Exercise brief:
Look through the data below. Show each line where the string "JSON" occurs.
▼
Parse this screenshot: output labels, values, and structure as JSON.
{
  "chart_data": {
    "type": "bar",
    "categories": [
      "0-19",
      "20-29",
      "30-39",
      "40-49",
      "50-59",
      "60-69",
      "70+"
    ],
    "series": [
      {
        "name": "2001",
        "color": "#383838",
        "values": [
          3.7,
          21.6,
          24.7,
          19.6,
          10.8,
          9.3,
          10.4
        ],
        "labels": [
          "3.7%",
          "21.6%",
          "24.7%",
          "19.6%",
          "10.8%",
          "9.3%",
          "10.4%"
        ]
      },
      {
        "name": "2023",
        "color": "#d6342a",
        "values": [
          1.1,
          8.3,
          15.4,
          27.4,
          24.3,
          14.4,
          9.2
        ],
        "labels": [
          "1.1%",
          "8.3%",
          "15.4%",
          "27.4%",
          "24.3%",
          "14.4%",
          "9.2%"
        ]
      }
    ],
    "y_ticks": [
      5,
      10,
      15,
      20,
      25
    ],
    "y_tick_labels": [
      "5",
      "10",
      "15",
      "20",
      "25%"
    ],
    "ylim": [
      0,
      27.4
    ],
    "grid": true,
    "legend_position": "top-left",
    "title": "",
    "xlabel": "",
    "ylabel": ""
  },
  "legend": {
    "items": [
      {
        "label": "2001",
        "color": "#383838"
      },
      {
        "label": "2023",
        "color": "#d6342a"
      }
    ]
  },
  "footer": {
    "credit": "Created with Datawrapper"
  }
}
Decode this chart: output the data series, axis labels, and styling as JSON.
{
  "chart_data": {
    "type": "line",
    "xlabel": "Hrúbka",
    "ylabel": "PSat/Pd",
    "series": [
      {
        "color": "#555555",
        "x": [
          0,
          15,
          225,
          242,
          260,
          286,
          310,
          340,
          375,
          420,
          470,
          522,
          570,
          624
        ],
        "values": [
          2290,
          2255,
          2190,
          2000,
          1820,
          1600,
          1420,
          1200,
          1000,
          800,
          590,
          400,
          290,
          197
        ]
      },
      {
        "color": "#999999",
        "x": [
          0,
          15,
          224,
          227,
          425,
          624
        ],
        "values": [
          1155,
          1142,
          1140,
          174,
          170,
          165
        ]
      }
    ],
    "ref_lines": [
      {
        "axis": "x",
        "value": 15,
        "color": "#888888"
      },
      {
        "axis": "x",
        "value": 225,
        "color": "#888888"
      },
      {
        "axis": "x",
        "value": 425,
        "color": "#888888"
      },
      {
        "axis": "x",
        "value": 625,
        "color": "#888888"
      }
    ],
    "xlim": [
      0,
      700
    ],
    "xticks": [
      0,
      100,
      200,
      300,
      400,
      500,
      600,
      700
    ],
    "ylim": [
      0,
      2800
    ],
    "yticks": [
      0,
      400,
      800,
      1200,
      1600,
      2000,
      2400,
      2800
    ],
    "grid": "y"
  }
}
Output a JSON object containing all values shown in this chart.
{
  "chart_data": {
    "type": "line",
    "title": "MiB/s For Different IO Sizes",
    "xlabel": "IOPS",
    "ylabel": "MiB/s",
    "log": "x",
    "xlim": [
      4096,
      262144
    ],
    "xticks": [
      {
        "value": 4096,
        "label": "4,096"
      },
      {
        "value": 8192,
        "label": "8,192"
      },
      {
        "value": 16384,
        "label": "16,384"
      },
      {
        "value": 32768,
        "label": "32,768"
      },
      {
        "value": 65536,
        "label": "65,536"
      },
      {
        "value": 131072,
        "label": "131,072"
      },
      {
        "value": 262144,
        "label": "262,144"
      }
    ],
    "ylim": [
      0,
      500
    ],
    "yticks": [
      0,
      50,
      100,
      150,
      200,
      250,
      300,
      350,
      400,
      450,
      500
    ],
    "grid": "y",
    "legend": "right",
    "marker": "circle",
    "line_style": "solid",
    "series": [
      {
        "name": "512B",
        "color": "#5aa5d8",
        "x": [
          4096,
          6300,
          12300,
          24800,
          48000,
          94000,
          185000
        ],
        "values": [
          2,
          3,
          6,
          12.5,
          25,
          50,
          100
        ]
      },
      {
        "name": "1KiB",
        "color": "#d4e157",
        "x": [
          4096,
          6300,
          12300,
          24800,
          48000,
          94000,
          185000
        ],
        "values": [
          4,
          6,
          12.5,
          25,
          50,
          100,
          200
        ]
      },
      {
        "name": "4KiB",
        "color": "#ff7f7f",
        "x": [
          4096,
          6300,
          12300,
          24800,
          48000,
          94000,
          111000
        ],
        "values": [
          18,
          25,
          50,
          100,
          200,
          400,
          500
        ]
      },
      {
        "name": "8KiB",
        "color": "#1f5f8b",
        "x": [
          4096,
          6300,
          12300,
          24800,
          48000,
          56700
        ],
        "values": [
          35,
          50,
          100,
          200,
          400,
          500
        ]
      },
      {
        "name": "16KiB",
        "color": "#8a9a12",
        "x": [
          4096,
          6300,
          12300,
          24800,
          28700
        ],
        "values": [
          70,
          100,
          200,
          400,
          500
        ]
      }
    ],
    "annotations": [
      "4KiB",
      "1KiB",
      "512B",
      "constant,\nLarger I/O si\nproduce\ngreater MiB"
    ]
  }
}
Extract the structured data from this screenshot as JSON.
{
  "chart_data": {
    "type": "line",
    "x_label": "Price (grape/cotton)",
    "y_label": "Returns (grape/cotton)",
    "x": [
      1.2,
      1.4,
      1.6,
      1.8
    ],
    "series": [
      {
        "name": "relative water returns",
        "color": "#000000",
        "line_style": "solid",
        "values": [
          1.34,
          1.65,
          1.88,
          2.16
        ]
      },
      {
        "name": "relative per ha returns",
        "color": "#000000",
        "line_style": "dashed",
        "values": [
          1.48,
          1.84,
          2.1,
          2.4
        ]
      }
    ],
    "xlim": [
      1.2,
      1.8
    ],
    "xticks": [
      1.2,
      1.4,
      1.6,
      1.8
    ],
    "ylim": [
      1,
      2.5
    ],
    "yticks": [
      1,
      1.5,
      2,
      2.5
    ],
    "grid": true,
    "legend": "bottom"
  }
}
▲
Final answer:
Parse this screenshot: output labels, values, and structure as JSON.
Decode this chart: output the data series, axis labels, and styling as JSON.
Output a JSON object containing all values shown in this chart.
Extract the structured data from this screenshot as JSON.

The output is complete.